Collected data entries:
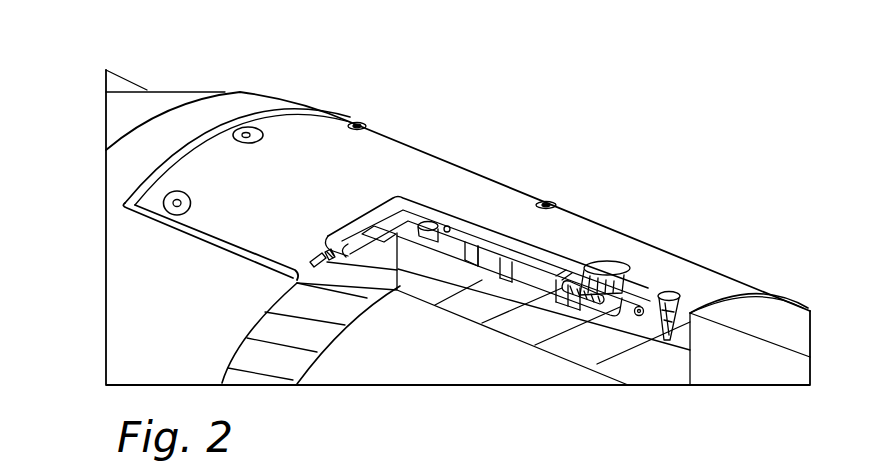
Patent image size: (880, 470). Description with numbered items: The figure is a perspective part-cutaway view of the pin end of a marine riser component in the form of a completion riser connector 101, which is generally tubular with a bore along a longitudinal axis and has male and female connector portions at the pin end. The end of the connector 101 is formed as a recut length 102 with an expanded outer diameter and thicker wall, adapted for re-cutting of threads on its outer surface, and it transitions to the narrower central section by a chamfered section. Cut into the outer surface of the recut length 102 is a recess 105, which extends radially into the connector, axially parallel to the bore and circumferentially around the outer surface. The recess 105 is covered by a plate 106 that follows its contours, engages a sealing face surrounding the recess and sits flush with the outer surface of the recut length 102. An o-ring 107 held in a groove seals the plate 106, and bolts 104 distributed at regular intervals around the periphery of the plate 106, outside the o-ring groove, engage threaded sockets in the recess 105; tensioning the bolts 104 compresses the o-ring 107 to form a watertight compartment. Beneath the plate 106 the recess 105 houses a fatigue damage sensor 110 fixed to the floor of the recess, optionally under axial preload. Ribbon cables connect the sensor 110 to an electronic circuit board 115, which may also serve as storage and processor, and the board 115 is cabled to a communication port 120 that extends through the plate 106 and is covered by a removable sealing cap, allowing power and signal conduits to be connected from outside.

The completion riser connector 101 is at (273, 74).
The recut length 102 is at (273, 108).
The bolts 104 is at (245, 133).
The recess 105 is at (353, 240).
The plate 106 is at (397, 157).
The o-ring 107 is at (638, 316).
The fatigue damage sensor 110 is at (413, 230).
The electronic circuit board 115 is at (527, 263).
The communication port 120 is at (620, 268).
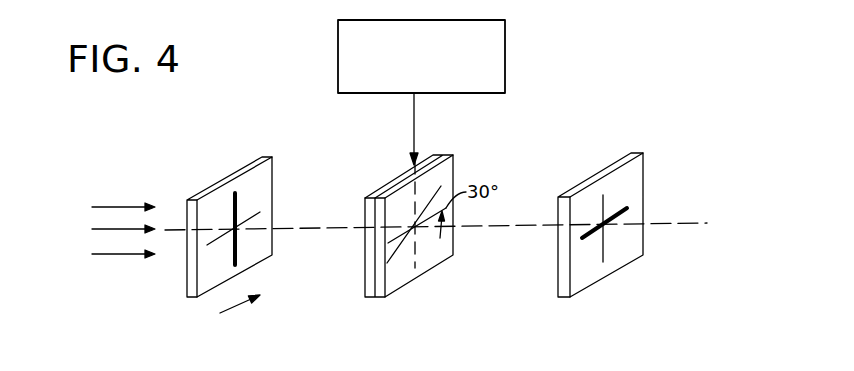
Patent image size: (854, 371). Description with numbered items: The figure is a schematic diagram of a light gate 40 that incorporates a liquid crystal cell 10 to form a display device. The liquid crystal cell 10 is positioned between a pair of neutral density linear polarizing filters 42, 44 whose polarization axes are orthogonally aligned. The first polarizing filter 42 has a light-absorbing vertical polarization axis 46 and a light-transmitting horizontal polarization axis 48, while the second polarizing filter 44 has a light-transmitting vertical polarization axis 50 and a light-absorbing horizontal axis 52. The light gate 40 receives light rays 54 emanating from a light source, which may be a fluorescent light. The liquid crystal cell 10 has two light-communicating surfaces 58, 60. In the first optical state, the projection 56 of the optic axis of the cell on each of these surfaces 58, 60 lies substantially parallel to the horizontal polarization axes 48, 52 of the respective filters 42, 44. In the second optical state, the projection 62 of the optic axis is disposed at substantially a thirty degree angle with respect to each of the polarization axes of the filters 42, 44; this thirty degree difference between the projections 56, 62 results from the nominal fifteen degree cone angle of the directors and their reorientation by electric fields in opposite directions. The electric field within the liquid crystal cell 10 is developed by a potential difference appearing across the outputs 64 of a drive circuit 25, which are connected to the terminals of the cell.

The liquid crystal cell 10 is at (393, 282).
The drive circuit 25 is at (505, 50).
The light gate 40 is at (226, 313).
The polarizing filter 42 is at (187, 285).
The polarizing filter 44 is at (558, 257).
The vertical polarization axis 46 is at (233, 208).
The horizontal polarization axis 48 is at (246, 214).
The vertical polarization axis 50 is at (602, 203).
The horizontal axis 52 is at (617, 212).
The light rays 54 is at (92, 254).
The projection of the optic axis 56 is at (402, 229).
The light-communicating surface 58 is at (365, 265).
The light-communicating surface 60 is at (453, 160).
The projection of the optic axis 62 is at (448, 181).
The outputs 64 is at (414, 115).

## Task requirements
Rewrite all of the material above with "Patent image size" replaced by "Drawing dimensions" everywhere it occurs, leaving everything else unchanged and omitting the pictures.

## Completed task
Drawing dimensions: (880, 470). Description with numbered items: The figure is a perspective part-cutaway view of the pin end of a marine riser component in the form of a completion riser connector 101, which is generally tubular with a bore along a longitudinal axis and has male and female connector portions at the pin end. The end of the connector 101 is formed as a recut length 102 with an expanded outer diameter and thicker wall, adapted for re-cutting of threads on its outer surface, and it transitions to the narrower central section by a chamfered section. Cut into the outer surface of the recut length 102 is a recess 105, which extends radially into the connector, axially parallel to the bore and circumferentially around the outer surface. The recess 105 is covered by a plate 106 that follows its contours, engages a sealing face surrounding the recess and sits flush with the outer surface of the recut length 102. An o-ring 107 held in a groove seals the plate 106, and bolts 104 distributed at regular intervals around the periphery of the plate 106, outside the o-ring groove, engage threaded sockets in the recess 105; tensioning the bolts 104 compresses the o-ring 107 to form a watertight compartment. Beneath the plate 106 the recess 105 houses a fatigue damage sensor 110 fixed to the floor of the recess, optionally under axial preload. Ribbon cables connect the sensor 110 to an electronic circuit board 115, which may also serve as storage and processor, and the board 115 is cabled to a communication port 120 that extends through the plate 106 and is covered by a removable sealing cap, allowing power and signal conduits to be connected from outside.

The completion riser connector 101 is at (273, 74).
The recut length 102 is at (273, 108).
The bolts 104 is at (245, 133).
The recess 105 is at (353, 240).
The plate 106 is at (397, 157).
The o-ring 107 is at (638, 316).
The fatigue damage sensor 110 is at (413, 230).
The electronic circuit board 115 is at (527, 263).
The communication port 120 is at (620, 268).
Drawing dimensions: (854, 371). Description with numbered items: The figure is a schematic diagram of a light gate 40 that incorporates a liquid crystal cell 10 to form a display device. The liquid crystal cell 10 is positioned between a pair of neutral density linear polarizing filters 42, 44 whose polarization axes are orthogonally aligned. The first polarizing filter 42 has a light-absorbing vertical polarization axis 46 and a light-transmitting horizontal polarization axis 48, while the second polarizing filter 44 has a light-transmitting vertical polarization axis 50 and a light-absorbing horizontal axis 52. The light gate 40 receives light rays 54 emanating from a light source, which may be a fluorescent light. The liquid crystal cell 10 has two light-communicating surfaces 58, 60. In the first optical state, the projection 56 of the optic axis of the cell on each of these surfaces 58, 60 lies substantially parallel to the horizontal polarization axes 48, 52 of the respective filters 42, 44. In the second optical state, the projection 62 of the optic axis is disposed at substantially a thirty degree angle with respect to each of the polarization axes of the filters 42, 44; this thirty degree difference between the projections 56, 62 results from the nominal fifteen degree cone angle of the directors and their reorientation by electric fields in opposite directions. The electric field within the liquid crystal cell 10 is developed by a potential difference appearing across the outputs 64 of a drive circuit 25, which are connected to the terminals of the cell.

The liquid crystal cell 10 is at (393, 282).
The drive circuit 25 is at (505, 50).
The light gate 40 is at (226, 313).
The polarizing filter 42 is at (187, 285).
The polarizing filter 44 is at (558, 257).
The vertical polarization axis 46 is at (233, 208).
The horizontal polarization axis 48 is at (246, 214).
The vertical polarization axis 50 is at (602, 203).
The horizontal axis 52 is at (617, 212).
The light rays 54 is at (92, 254).
The projection of the optic axis 56 is at (402, 229).
The light-communicating surface 58 is at (365, 265).
The light-communicating surface 60 is at (453, 160).
The projection of the optic axis 62 is at (448, 181).
The outputs 64 is at (414, 115).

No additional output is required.